▶ _TASK REQUIREMENTS_
Each record below should appear again exactly as written.

▶ _RECORD EXCERPTS_
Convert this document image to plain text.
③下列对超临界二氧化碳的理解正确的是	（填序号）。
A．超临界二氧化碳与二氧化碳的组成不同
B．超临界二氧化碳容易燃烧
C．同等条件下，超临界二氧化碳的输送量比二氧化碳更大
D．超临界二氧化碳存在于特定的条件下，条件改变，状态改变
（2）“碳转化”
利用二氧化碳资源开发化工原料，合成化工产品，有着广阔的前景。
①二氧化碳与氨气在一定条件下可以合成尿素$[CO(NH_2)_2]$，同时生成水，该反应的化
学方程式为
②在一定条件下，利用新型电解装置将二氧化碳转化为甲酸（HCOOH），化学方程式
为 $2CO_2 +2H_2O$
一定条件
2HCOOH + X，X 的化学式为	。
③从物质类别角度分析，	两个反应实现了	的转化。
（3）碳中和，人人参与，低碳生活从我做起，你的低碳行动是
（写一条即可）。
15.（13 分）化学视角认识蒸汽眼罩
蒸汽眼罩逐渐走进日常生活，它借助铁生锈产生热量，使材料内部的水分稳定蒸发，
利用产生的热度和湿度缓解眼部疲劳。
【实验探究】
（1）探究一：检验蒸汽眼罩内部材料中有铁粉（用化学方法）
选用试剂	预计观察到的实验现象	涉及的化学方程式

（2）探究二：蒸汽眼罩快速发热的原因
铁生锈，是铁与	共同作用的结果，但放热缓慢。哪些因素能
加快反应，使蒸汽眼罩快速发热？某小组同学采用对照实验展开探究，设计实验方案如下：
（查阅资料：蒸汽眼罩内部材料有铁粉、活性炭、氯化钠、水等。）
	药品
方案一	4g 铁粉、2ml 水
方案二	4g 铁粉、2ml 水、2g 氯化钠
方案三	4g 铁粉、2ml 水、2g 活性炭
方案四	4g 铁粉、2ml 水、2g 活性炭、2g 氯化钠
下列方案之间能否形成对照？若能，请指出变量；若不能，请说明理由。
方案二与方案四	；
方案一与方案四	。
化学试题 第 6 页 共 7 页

▶ _FINAL RESULT_
Convert this document image to plain text.
③下列对超临界二氧化碳的理解正确的是	（填序号）。
A．超临界二氧化碳与二氧化碳的组成不同
B．超临界二氧化碳容易燃烧
C．同等条件下，超临界二氧化碳的输送量比二氧化碳更大
D．超临界二氧化碳存在于特定的条件下，条件改变，状态改变
（2）“碳转化”
利用二氧化碳资源开发化工原料，合成化工产品，有着广阔的前景。
①二氧化碳与氨气在一定条件下可以合成尿素$[CO(NH_2)_2]$，同时生成水，该反应的化
学方程式为
②在一定条件下，利用新型电解装置将二氧化碳转化为甲酸（HCOOH），化学方程式
为 $2CO_2 +2H_2O$
一定条件
2HCOOH + X，X 的化学式为	。
③从物质类别角度分析，	两个反应实现了	的转化。
（3）碳中和，人人参与，低碳生活从我做起，你的低碳行动是
（写一条即可）。
15.（13 分）化学视角认识蒸汽眼罩
蒸汽眼罩逐渐走进日常生活，它借助铁生锈产生热量，使材料内部的水分稳定蒸发，
利用产生的热度和湿度缓解眼部疲劳。
【实验探究】
（1）探究一：检验蒸汽眼罩内部材料中有铁粉（用化学方法）
选用试剂	预计观察到的实验现象	涉及的化学方程式

（2）探究二：蒸汽眼罩快速发热的原因
铁生锈，是铁与	共同作用的结果，但放热缓慢。哪些因素能
加快反应，使蒸汽眼罩快速发热？某小组同学采用对照实验展开探究，设计实验方案如下：
（查阅资料：蒸汽眼罩内部材料有铁粉、活性炭、氯化钠、水等。）
	药品
方案一	4g 铁粉、2ml 水
方案二	4g 铁粉、2ml 水、2g 氯化钠
方案三	4g 铁粉、2ml 水、2g 活性炭
方案四	4g 铁粉、2ml 水、2g 活性炭、2g 氯化钠
下列方案之间能否形成对照？若能，请指出变量；若不能，请说明理由。
方案二与方案四	；
方案一与方案四	。
化学试题 第 6 页 共 7 页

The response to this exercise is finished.